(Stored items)
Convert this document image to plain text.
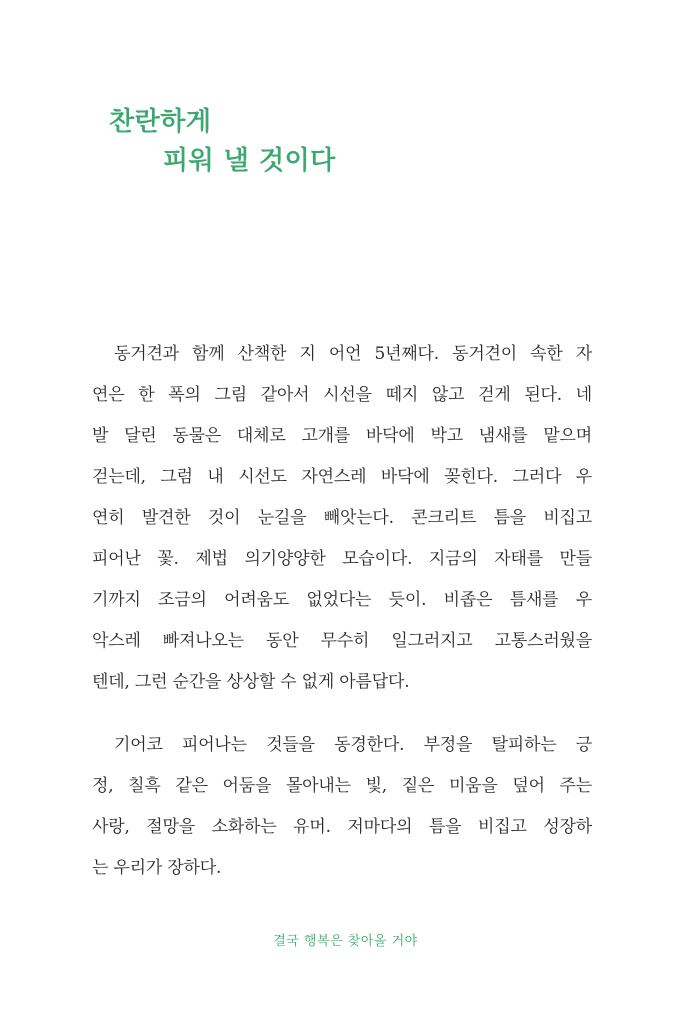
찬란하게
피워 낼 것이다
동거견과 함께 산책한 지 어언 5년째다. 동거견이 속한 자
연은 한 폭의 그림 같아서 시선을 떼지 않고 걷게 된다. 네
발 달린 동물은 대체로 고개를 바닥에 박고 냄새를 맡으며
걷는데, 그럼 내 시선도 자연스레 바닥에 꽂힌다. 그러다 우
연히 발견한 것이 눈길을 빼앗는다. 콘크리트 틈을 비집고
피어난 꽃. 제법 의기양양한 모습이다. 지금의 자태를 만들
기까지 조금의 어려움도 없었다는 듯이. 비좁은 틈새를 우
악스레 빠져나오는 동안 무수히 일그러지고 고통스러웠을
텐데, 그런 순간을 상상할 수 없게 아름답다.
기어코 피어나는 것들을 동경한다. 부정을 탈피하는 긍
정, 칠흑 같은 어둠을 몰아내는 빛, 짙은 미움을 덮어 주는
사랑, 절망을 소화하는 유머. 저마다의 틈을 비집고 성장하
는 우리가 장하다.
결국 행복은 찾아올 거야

* * *

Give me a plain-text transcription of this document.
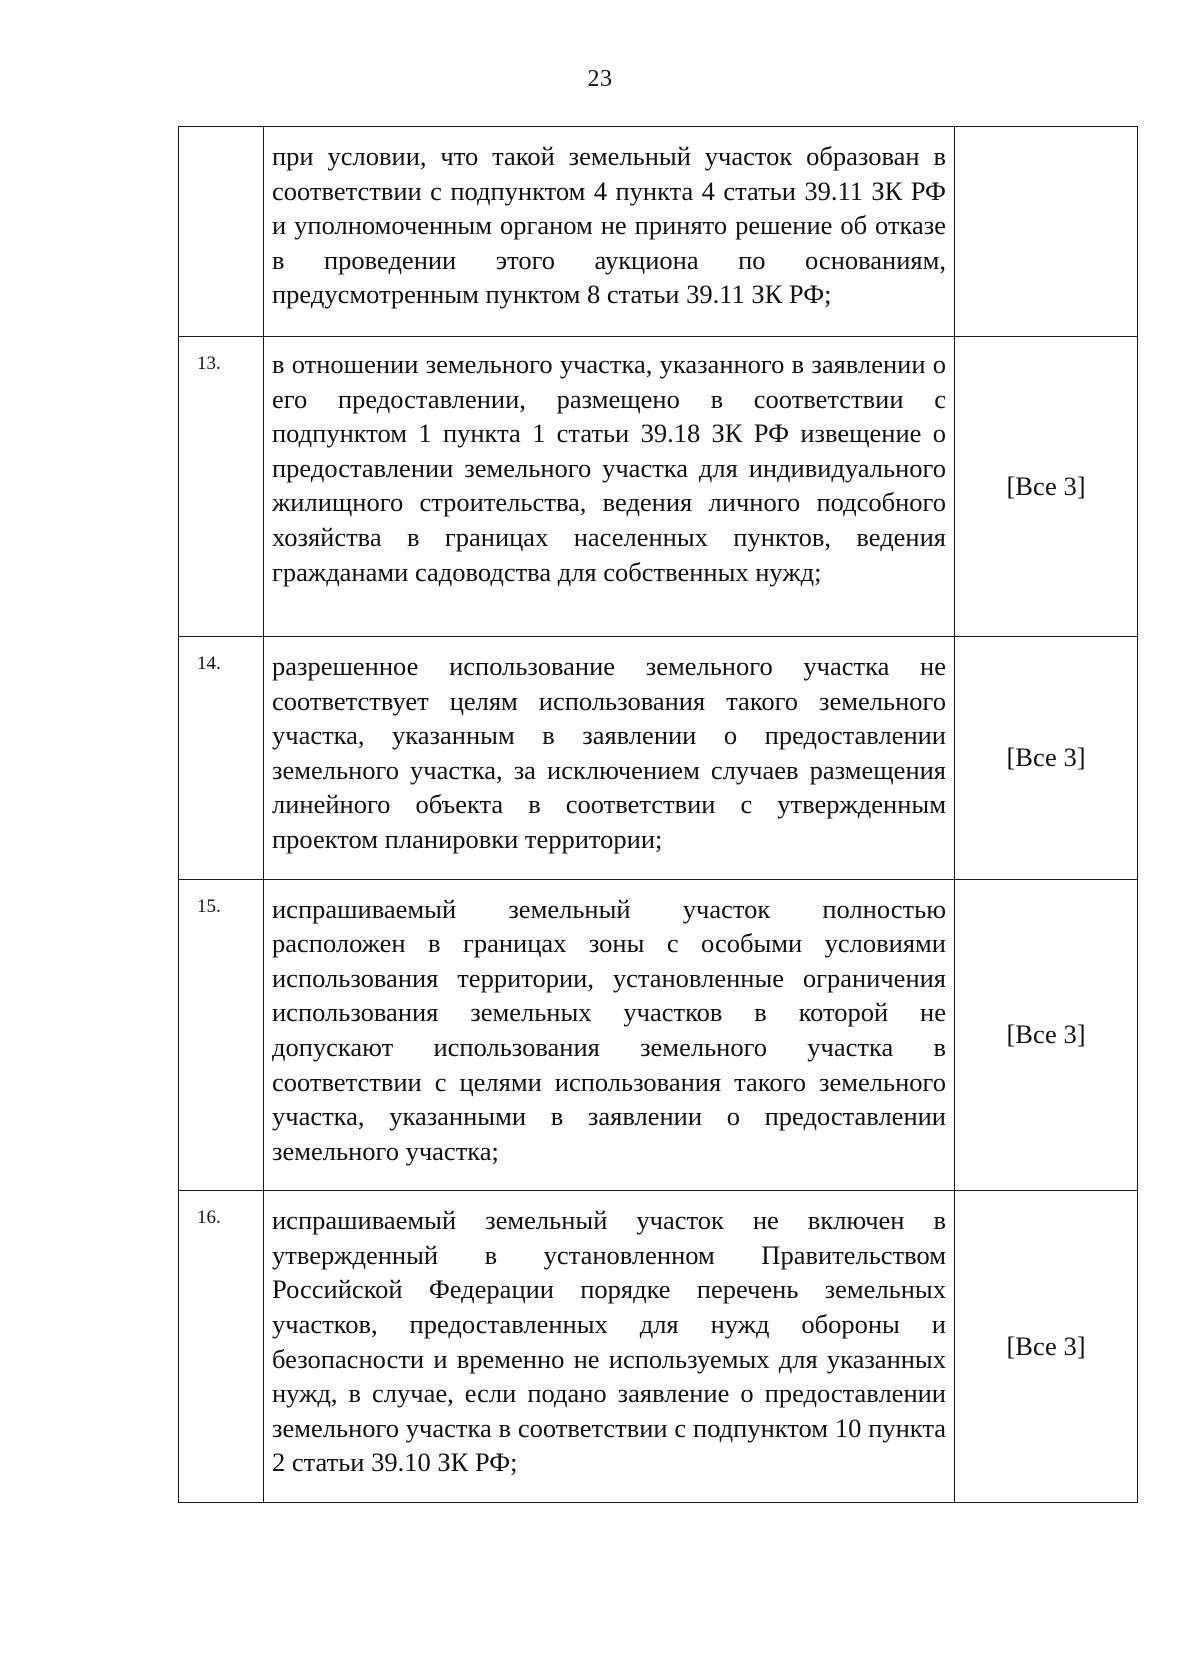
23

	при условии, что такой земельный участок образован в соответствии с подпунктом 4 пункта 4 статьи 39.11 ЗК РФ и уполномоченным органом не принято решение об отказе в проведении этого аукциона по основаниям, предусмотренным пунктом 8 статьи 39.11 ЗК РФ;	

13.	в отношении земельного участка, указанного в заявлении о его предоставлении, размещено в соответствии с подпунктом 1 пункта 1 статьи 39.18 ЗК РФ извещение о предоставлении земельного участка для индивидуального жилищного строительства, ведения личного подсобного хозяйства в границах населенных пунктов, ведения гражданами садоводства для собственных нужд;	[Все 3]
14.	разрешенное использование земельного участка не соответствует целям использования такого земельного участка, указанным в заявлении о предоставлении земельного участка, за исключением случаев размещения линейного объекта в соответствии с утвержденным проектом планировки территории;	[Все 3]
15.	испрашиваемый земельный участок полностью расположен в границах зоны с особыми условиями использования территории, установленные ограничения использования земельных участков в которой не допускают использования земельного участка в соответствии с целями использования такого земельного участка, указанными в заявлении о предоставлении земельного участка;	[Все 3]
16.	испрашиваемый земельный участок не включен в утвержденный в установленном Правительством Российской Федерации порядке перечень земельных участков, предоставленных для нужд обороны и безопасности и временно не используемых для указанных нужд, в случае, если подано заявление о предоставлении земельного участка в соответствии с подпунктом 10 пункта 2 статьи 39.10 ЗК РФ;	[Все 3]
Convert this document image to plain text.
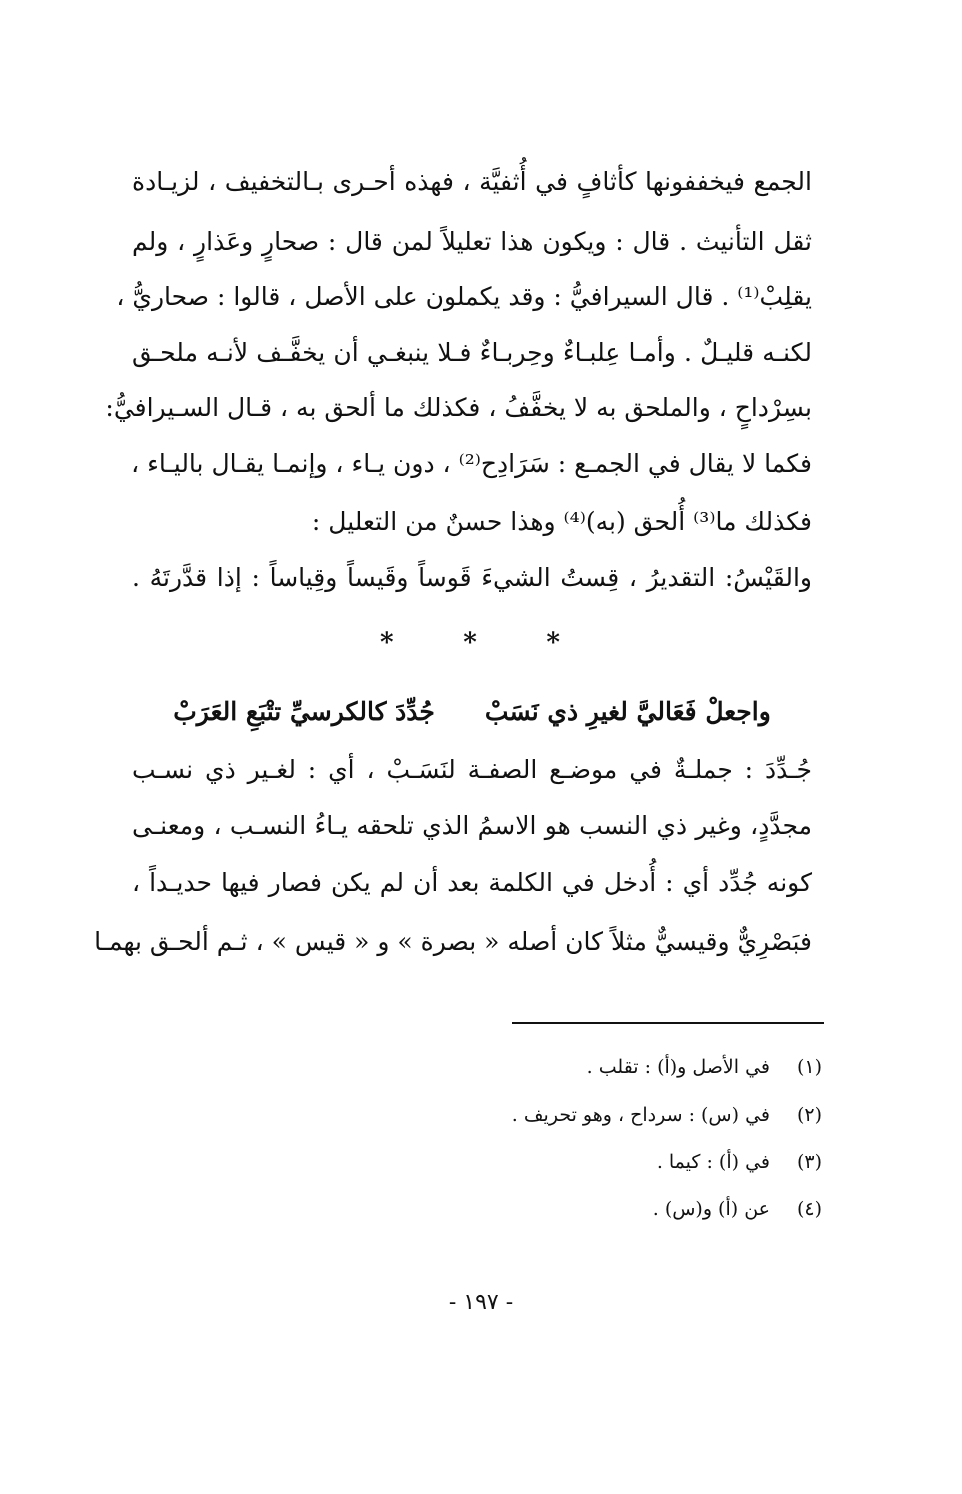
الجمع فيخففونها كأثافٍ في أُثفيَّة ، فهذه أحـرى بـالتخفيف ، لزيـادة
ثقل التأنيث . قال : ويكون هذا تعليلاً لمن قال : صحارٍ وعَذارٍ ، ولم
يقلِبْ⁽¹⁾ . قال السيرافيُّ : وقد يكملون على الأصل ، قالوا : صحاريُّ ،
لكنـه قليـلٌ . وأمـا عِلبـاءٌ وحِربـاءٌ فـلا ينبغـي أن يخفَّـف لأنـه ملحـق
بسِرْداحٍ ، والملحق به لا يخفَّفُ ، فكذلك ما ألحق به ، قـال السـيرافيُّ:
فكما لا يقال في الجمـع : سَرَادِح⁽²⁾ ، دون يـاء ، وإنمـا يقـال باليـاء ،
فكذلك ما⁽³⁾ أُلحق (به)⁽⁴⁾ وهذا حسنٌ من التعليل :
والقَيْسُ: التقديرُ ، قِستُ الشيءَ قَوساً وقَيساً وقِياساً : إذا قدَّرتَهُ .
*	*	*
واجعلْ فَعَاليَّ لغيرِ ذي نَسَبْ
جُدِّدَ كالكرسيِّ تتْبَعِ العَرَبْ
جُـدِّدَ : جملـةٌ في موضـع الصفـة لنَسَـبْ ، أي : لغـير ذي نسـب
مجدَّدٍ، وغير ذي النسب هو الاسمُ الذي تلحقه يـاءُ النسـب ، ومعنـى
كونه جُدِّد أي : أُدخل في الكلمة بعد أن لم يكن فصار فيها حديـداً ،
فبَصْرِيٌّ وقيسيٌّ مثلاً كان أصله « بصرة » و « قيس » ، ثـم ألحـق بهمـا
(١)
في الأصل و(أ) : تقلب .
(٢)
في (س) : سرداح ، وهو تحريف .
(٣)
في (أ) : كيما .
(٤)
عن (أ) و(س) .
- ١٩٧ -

**REQUIRED WORK**
All lines of the data above that include the word "يـاء" must be shown.

**REPLY TO THE EXERCISE**
فكما لا يقال في الجمـع : سَرَادِح⁽²⁾ ، دون يـاء ، وإنمـا يقـال باليـاء ،
مجدَّدٍ، وغير ذي النسب هو الاسمُ الذي تلحقه يـاءُ النسـب ، ومعنـى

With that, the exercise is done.